Extract every line that contains the word "Revenue".

== Given records ==
* start *

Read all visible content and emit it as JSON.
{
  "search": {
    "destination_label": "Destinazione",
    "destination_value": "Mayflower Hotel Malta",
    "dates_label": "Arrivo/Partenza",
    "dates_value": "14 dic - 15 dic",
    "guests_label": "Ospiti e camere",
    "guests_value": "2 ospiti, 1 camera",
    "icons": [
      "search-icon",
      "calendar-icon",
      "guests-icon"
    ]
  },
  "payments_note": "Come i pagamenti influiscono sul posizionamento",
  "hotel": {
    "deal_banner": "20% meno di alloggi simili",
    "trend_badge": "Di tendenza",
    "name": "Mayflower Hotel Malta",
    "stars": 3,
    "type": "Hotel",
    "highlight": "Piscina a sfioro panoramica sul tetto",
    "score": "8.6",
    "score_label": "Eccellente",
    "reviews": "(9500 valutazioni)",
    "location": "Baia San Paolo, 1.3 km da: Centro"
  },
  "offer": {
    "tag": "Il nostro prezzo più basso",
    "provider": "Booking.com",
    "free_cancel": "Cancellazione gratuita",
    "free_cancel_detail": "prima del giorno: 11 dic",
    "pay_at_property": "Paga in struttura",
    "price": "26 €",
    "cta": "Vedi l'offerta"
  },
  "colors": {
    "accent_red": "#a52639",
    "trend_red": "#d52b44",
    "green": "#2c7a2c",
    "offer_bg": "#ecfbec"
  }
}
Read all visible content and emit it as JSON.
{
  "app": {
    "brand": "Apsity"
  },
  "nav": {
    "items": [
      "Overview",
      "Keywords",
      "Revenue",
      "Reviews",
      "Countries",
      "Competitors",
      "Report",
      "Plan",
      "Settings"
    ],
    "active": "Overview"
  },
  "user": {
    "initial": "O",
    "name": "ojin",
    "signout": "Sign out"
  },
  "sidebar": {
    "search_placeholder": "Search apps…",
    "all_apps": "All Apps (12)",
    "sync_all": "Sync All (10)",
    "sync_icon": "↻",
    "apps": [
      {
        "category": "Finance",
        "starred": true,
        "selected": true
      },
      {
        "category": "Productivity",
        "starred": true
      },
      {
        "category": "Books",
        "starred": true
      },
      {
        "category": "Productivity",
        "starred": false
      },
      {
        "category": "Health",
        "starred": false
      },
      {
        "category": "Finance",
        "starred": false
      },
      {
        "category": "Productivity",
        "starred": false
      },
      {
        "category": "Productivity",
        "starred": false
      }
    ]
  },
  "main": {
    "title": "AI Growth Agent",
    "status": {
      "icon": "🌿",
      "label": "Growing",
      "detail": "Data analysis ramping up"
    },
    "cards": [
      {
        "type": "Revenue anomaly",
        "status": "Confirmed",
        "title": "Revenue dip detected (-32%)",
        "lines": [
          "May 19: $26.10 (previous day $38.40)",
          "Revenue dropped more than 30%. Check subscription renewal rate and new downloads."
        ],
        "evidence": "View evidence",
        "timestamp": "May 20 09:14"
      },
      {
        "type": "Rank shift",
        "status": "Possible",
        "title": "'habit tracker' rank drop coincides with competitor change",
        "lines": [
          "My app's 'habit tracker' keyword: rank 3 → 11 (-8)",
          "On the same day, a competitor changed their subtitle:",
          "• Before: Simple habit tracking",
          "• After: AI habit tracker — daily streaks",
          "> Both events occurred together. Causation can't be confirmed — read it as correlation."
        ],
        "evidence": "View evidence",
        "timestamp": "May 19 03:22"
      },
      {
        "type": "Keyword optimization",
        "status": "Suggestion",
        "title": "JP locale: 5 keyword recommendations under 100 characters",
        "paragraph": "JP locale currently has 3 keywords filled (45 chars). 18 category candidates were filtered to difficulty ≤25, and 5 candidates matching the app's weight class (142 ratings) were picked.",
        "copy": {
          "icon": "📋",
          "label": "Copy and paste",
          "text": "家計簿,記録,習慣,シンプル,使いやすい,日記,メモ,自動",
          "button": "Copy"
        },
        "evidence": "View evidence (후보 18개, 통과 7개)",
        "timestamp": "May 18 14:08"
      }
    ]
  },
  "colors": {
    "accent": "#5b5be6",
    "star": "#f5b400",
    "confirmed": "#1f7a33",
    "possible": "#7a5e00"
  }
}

* end *

== Written solution ==
      "Revenue",
        "type": "Revenue anomaly",
        "title": "Revenue dip detected (-32%)",
          "Revenue dropped more than 30%. Check subscription renewal rate and new downloads."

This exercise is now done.